* begin *

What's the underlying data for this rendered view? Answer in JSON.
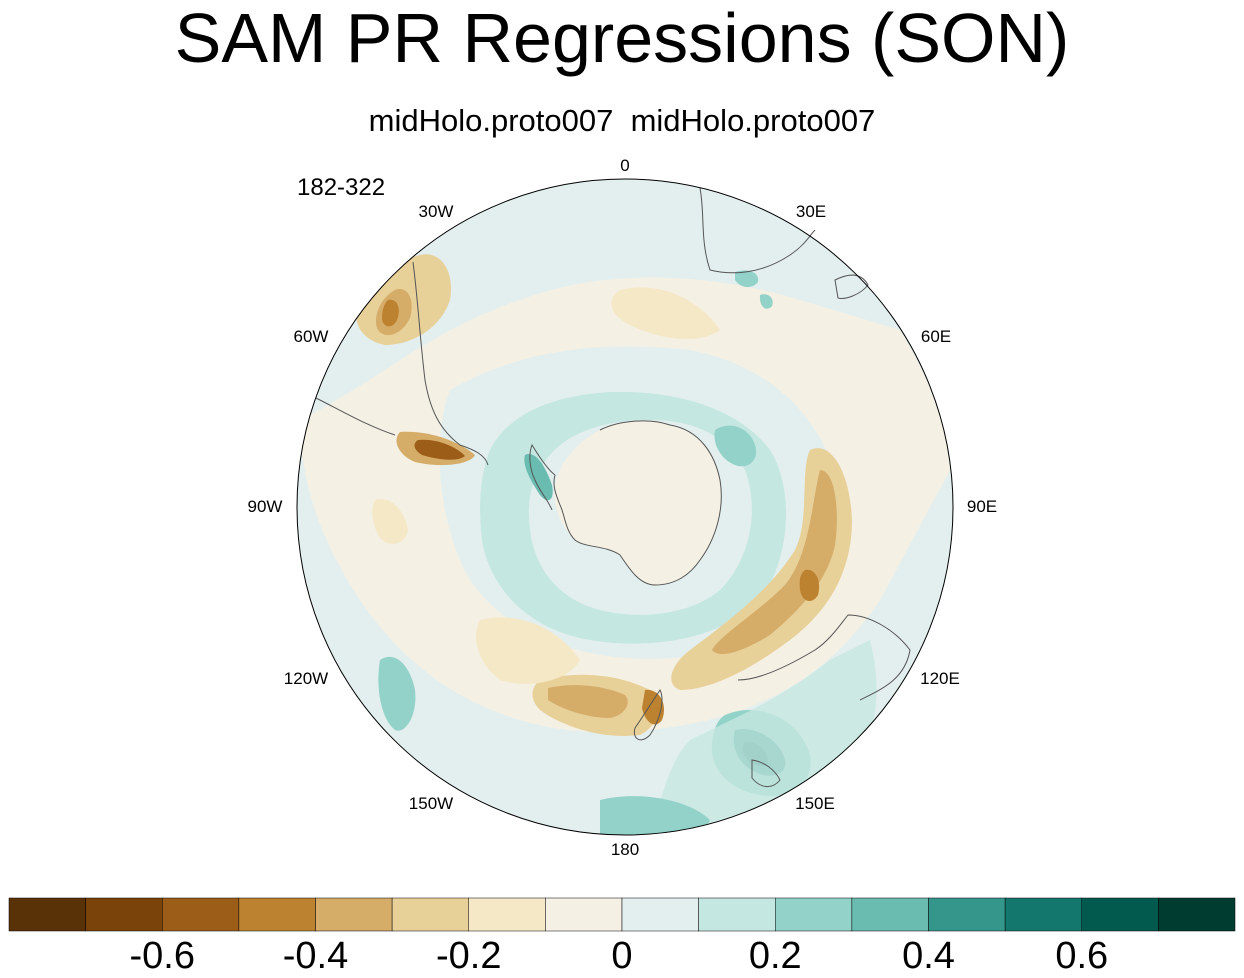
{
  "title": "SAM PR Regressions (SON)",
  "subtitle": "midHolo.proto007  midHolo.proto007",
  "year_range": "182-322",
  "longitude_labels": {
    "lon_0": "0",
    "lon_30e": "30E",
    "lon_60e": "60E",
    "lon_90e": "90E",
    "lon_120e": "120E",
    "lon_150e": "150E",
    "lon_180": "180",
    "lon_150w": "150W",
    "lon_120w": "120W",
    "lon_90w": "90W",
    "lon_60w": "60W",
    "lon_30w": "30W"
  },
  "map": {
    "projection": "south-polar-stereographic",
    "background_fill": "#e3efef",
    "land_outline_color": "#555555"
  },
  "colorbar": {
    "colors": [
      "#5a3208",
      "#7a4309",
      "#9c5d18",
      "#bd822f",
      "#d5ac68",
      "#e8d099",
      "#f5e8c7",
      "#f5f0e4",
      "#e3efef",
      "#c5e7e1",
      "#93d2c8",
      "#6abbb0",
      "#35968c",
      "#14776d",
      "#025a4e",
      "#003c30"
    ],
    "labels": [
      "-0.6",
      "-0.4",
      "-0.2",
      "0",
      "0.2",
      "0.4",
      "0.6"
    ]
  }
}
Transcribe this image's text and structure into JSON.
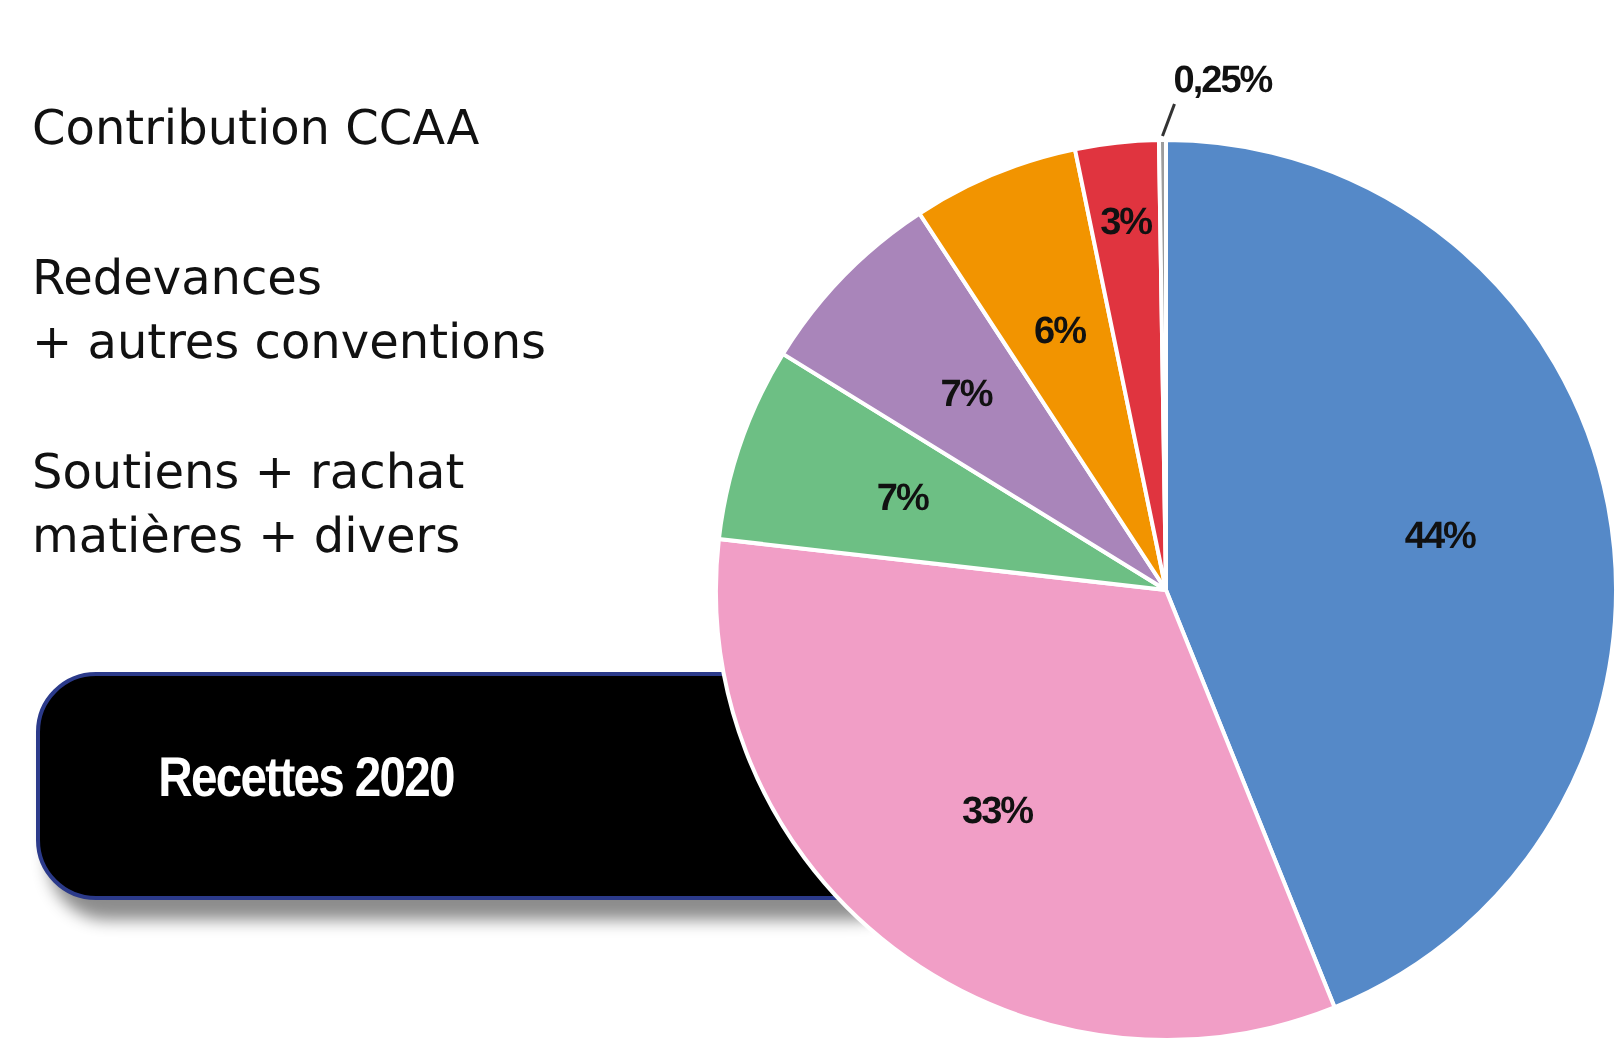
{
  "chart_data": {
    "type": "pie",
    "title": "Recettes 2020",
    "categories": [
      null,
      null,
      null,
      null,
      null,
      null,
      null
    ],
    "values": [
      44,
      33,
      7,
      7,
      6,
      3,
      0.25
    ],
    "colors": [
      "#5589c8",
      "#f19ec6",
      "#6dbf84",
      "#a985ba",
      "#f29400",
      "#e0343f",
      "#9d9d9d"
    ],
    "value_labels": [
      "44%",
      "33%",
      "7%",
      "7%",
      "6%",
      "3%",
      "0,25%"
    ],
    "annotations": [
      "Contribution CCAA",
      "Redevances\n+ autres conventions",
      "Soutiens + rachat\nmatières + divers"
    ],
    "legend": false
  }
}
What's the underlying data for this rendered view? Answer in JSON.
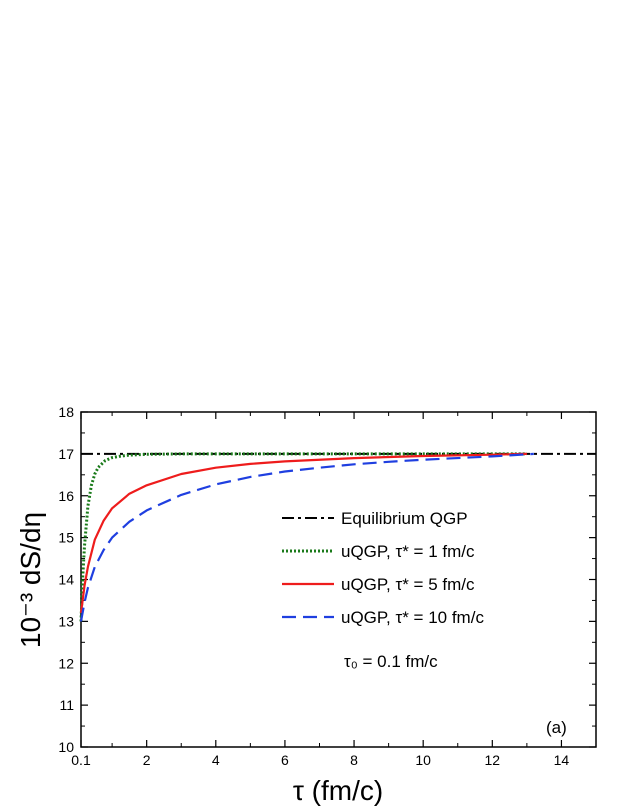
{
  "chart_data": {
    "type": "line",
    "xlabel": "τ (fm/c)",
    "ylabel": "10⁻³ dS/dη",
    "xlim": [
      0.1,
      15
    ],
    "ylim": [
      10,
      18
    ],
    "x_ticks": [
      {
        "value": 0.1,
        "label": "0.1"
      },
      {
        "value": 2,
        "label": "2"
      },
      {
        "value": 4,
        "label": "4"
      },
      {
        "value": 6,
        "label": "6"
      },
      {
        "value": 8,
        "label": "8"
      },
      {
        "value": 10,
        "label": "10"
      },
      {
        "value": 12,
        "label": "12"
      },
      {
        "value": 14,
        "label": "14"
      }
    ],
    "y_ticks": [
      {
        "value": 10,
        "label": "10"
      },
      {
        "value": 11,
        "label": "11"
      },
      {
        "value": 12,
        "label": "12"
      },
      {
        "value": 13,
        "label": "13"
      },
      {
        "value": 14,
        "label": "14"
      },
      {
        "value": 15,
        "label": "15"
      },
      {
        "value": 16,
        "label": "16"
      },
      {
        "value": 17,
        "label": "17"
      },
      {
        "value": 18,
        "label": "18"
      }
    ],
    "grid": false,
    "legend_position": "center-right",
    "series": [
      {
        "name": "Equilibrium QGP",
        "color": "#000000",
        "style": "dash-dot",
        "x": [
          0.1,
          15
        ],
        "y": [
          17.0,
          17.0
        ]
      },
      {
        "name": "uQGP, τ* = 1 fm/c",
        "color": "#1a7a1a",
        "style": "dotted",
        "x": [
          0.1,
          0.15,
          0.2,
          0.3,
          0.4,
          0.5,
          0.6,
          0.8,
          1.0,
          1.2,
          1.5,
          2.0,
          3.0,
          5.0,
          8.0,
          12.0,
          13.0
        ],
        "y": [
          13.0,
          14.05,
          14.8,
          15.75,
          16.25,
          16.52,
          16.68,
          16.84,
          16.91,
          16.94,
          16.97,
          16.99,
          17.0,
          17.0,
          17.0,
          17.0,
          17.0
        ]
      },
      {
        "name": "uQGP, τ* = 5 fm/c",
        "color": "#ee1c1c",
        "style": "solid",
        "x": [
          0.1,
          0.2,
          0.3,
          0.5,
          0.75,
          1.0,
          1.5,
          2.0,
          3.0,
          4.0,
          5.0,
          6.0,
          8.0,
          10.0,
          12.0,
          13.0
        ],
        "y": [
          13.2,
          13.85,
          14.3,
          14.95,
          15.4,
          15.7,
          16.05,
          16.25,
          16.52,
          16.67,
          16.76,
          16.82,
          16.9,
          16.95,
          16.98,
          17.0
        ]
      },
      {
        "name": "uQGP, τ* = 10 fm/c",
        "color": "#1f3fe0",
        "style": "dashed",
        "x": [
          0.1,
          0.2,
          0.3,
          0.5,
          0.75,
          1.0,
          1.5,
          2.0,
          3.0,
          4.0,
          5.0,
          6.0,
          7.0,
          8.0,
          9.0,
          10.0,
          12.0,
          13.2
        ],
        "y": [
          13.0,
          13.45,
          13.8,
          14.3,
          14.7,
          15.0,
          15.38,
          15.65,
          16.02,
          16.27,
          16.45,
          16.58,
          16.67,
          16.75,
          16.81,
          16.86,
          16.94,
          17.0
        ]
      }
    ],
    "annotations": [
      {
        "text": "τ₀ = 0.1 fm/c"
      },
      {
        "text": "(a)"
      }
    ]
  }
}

* end *

What is required: In the records above, find each line with the word "text" and copy it.

Task response:
Transcribe this image's text and structure into JSON.
        "text": "τ₀ = 0.1 fm/c"
        "text": "(a)"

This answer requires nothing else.